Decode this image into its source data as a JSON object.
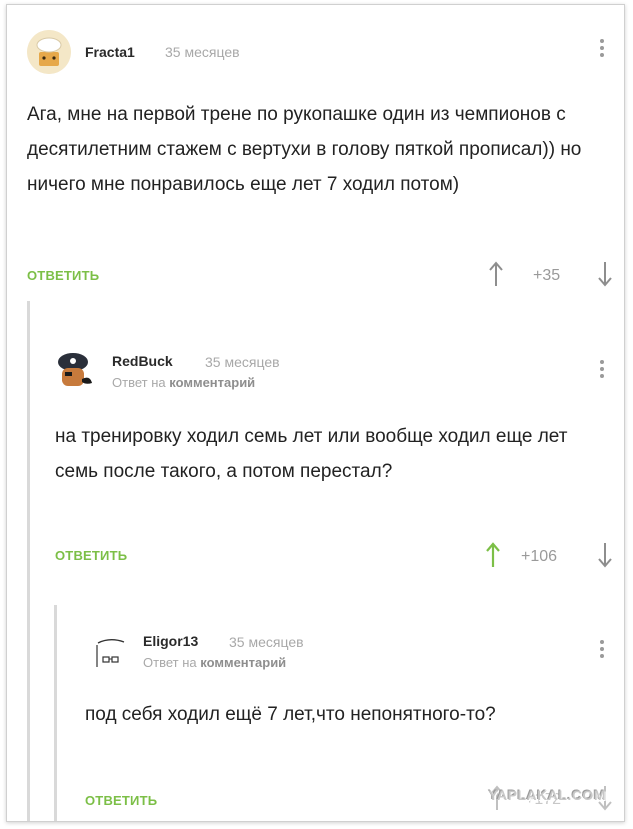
{
  "comments": [
    {
      "author": "Fracta1",
      "time": "35 месяцев",
      "text": "Ага, мне на первой трене по рукопашке один из чемпионов с десятилетним стажем с вертухи в голову пяткой прописал)) но ничего мне понравилось еще лет 7 ходил потом)",
      "reply_label": "ОТВЕТИТЬ",
      "score": "+35",
      "upvoted": false
    },
    {
      "author": "RedBuck",
      "time": "35 месяцев",
      "reply_to_prefix": "Ответ на",
      "reply_to_target": "комментарий",
      "text": "на тренировку ходил семь лет или вообще ходил еще лет семь после такого, а потом перестал?",
      "reply_label": "ОТВЕТИТЬ",
      "score": "+106",
      "upvoted": true
    },
    {
      "author": "Eligor13",
      "time": "35 месяцев",
      "reply_to_prefix": "Ответ на",
      "reply_to_target": "комментарий",
      "text": "под себя ходил ещё 7 лет,что непонятного-то?",
      "reply_label": "ОТВЕТИТЬ",
      "score": "+172",
      "upvoted": false
    }
  ],
  "watermark": "YAPLAKAL.COM",
  "colors": {
    "accent_green": "#7cbf47",
    "muted_gray": "#a8a8a8",
    "thread_line": "#d9d9d9"
  },
  "icons": [
    "avatar-chef",
    "avatar-pirate",
    "avatar-sketch",
    "kebab-menu-icon",
    "arrow-up-icon",
    "arrow-down-icon"
  ]
}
· · · ·
• _EXERCISE PROMPT_: Write out the whole listing again, exactly, with no pictures.

• _ANSWER TO THE TASK_:
Decode this image into its source data as a JSON object.
{
  "comments": [
    {
      "author": "Fracta1",
      "time": "35 месяцев",
      "text": "Ага, мне на первой трене по рукопашке один из чемпионов с десятилетним стажем с вертухи в голову пяткой прописал)) но ничего мне понравилось еще лет 7 ходил потом)",
      "reply_label": "ОТВЕТИТЬ",
      "score": "+35",
      "upvoted": false
    },
    {
      "author": "RedBuck",
      "time": "35 месяцев",
      "reply_to_prefix": "Ответ на",
      "reply_to_target": "комментарий",
      "text": "на тренировку ходил семь лет или вообще ходил еще лет семь после такого, а потом перестал?",
      "reply_label": "ОТВЕТИТЬ",
      "score": "+106",
      "upvoted": true
    },
    {
      "author": "Eligor13",
      "time": "35 месяцев",
      "reply_to_prefix": "Ответ на",
      "reply_to_target": "комментарий",
      "text": "под себя ходил ещё 7 лет,что непонятного-то?",
      "reply_label": "ОТВЕТИТЬ",
      "score": "+172",
      "upvoted": false
    }
  ],
  "watermark": "YAPLAKAL.COM",
  "colors": {
    "accent_green": "#7cbf47",
    "muted_gray": "#a8a8a8",
    "thread_line": "#d9d9d9"
  },
  "icons": [
    "avatar-chef",
    "avatar-pirate",
    "avatar-sketch",
    "kebab-menu-icon",
    "arrow-up-icon",
    "arrow-down-icon"
  ]
}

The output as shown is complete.